Go through the data below and gather each line containing "exportatrice".

Extracted entries
#####

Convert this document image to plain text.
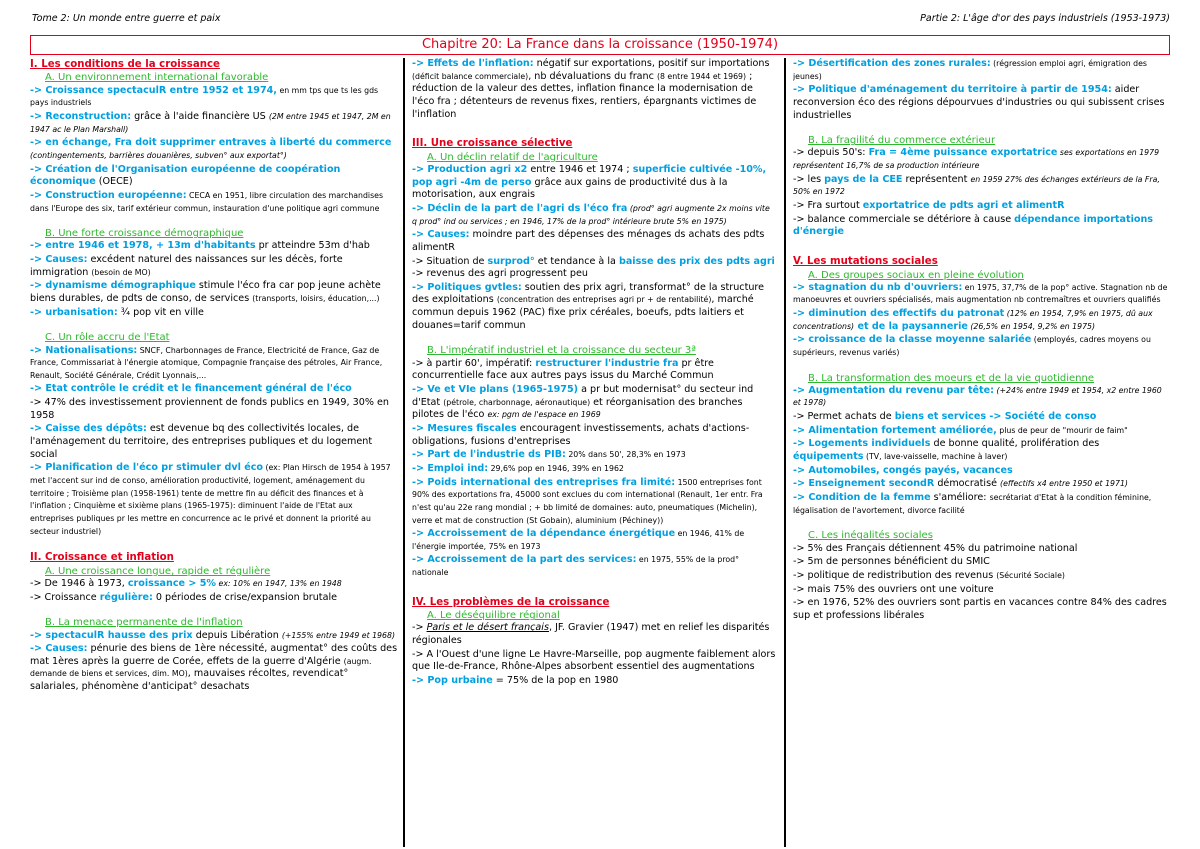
Tome 2: Un monde entre guerre et paix	Partie 2: L'âge d'or des pays industriels (1953-1973)
Chapitre 20: La France dans la croissance (1950-1974)
I. Les conditions de la croissance
A. Un environnement international favorable

-> Croissance spectaculR entre 1952 et 1974, en mm tps que ts les gds pays industriels

-> Reconstruction: grâce à l'aide financière US (2M entre 1945 et 1947, 2M en 1947 ac le Plan Marshall)

-> en échange, Fra doit supprimer entraves à liberté du commerce (contingentements, barrières douanières, subven° aux exportat°)

-> Création de l'Organisation européenne de coopération économique (OECE)

-> Construction européenne: CECA en 1951, libre circulation des marchandises dans l'Europe des six, tarif extérieur commun, instauration d'une politique agri commune

B. Une forte croissance démographique

-> entre 1946 et 1978, + 13m d'habitants pr atteindre 53m d'hab

-> Causes: excédent naturel des naissances sur les décès, forte immigration (besoin de MO)

-> dynamisme démographique stimule l'éco fra car pop jeune achète biens durables, de pdts de conso, de services (transports, loisirs, éducation,...)

-> urbanisation: ¾ pop vit en ville

C. Un rôle accru de l'Etat

-> Nationalisations: SNCF, Charbonnages de France, Electricité de France, Gaz de France, Commissariat à l'énergie atomique, Compagnie française des pétroles, Air France, Renault, Société Générale, Crédit Lyonnais,...

-> Etat contrôle le crédit et le financement général de l'éco

-> 47% des investissement proviennent de fonds publics en 1949, 30% en 1958

-> Caisse des dépôts: est devenue bq des collectivités locales, de l'aménagement du territoire, des entreprises publiques et du logement social

-> Planification de l'éco pr stimuler dvl éco (ex: Plan Hirsch de 1954 à 1957 met l'accent sur ind de conso, amélioration productivité, logement, aménagement du territoire ; Troisième plan (1958-1961) tente de mettre fin au déficit des finances et à l'inflation ; Cinquième et sixième plans (1965-1975): diminuent l'aide de l'Etat aux entreprises publiques pr les mettre en concurrence ac le privé et donnent la priorité au secteur industriel)

II. Croissance et inflation
A. Une croissance longue, rapide et régulière

-> De 1946 à 1973, croissance > 5% ex: 10% en 1947, 13% en 1948

-> Croissance régulière: 0 périodes de crise/expansion brutale

B. La menace permanente de l'inflation

-> spectaculR hausse des prix depuis Libération (+155% entre 1949 et 1968)

-> Causes: pénurie des biens de 1ère nécessité, augmentat° des coûts des mat 1ères après la guerre de Corée, effets de la guerre d'Algérie (augm. demande de biens et services, dim. MO), mauvaises récoltes, revendicat° salariales, phénomène d'anticipat° desachats

-> Effets de l'inflation: négatif sur exportations, positif sur importations (déficit balance commerciale), nb dévaluations du franc (8 entre 1944 et 1969) ; réduction de la valeur des dettes, inflation finance la modernisation de l'éco fra ; détenteurs de revenus fixes, rentiers, épargnants victimes de l'inflation

III. Une croissance sélective
A. Un déclin relatif de l'agriculture

-> Production agri x2 entre 1946 et 1974 ; superficie cultivée -10%, pop agri -4m de perso grâce aux gains de productivité dus à la motorisation, aux engrais

-> Déclin de la part de l'agri ds l'éco fra (prod° agri augmente 2x moins vite q prod° ind ou services ; en 1946, 17% de la prod° intérieure brute 5% en 1975)

-> Causes: moindre part des dépenses des ménages ds achats des pdts alimentR

-> Situation de surprod° et tendance à la baisse des prix des pdts agri -> revenus des agri progressent peu

-> Politiques gvtles: soutien des prix agri, transformat° de la structure des exploitations (concentration des entreprises agri pr + de rentabilité), marché commun depuis 1962 (PAC) fixe prix céréales, boeufs, pdts laitiers et douanes=tarif commun

B. L'impératif industriel et la croissance du secteur 3ª

-> à partir 60', impératif: restructurer l'industrie fra pr être concurrentielle face aux autres pays issus du Marché Commun

-> Ve et VIe plans (1965-1975) a pr but modernisat° du secteur ind d'Etat (pétrole, charbonnage, aéronautique) et réorganisation des branches pilotes de l'éco ex: pgm de l'espace en 1969

-> Mesures fiscales encouragent investissements, achats d'actions-obligations, fusions d'entreprises

-> Part de l'industrie ds PIB: 20% dans 50', 28,3% en 1973

-> Emploi ind: 29,6% pop en 1946, 39% en 1962

-> Poids international des entreprises fra limité: 1500 entreprises font 90% des exportations fra, 45000 sont exclues du com international (Renault, 1er entr. Fra n'est qu'au 22e rang mondial ; + bb limité de domaines: auto, pneumatiques (Michelin), verre et mat de construction (St Gobain), aluminium (Péchiney))

-> Accroissement de la dépendance énergétique en 1946, 41% de l'énergie importée, 75% en 1973

-> Accroissement de la part des services: en 1975, 55% de la prod° nationale

IV. Les problèmes de la croissance
A. Le déséquilibre régional

-> Paris et le désert français, JF. Gravier (1947) met en relief les disparités régionales

-> A l'Ouest d'une ligne Le Havre-Marseille, pop augmente faiblement alors que Ile-de-France, Rhône-Alpes absorbent essentiel des augmentations

-> Pop urbaine = 75% de la pop en 1980

-> Désertification des zones rurales: (régression emploi agri, émigration des jeunes)

-> Politique d'aménagement du territoire à partir de 1954: aider reconversion éco des régions dépourvues d'industries ou qui subissent crises industrielles

B. La fragilité du commerce extérieur

-> depuis 50's: Fra = 4ème puissance exportatrice ses exportations en 1979 représentent 16,7% de sa production intérieure

-> les pays de la CEE représentent en 1959 27% des échanges extérieurs de la Fra, 50% en 1972

-> Fra surtout exportatrice de pdts agri et alimentR

-> balance commerciale se détériore à cause dépendance importations d'énergie

V. Les mutations sociales
A. Des groupes sociaux en pleine évolution

-> stagnation du nb d'ouvriers: en 1975, 37,7% de la pop° active. Stagnation nb de manoeuvres et ouvriers spécialisés, mais augmentation nb contremaîtres et ouvriers qualifiés

-> diminution des effectifs du patronat (12% en 1954, 7,9% en 1975, dû aux concentrations) et de la paysannerie (26,5% en 1954, 9,2% en 1975)

-> croissance de la classe moyenne salariée (employés, cadres moyens ou supérieurs, revenus variés)

B. La transformation des moeurs et de la vie quotidienne

-> Augmentation du revenu par tête: (+24% entre 1949 et 1954, x2 entre 1960 et 1978)

-> Permet achats de biens et services -> Société de conso

-> Alimentation fortement améliorée, plus de peur de "mourir de faim"

-> Logements individuels de bonne qualité, prolifération des équipements (TV, lave-vaisselle, machine à laver)

-> Automobiles, congés payés, vacances

-> Enseignement secondR démocratisé (effectifs x4 entre 1950 et 1971)

-> Condition de la femme s'améliore: secrétariat d'Etat à la condition féminine, légalisation de l'avortement, divorce facilité

C. Les inégalités sociales

-> 5% des Français détiennent 45% du patrimoine national

-> 5m de personnes bénéficient du SMIC

-> politique de redistribution des revenus (Sécurité Sociale)

-> mais 75% des ouvriers ont une voiture

-> en 1976, 52% des ouvriers sont partis en vacances contre 84% des cadres sup et professions libérales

#####

Answer to the task
-> depuis 50's: Fra = 4ème puissance exportatrice ses exportations en 1979 représentent 16,7% de sa production intérieure
-> Fra surtout exportatrice de pdts agri et alimentR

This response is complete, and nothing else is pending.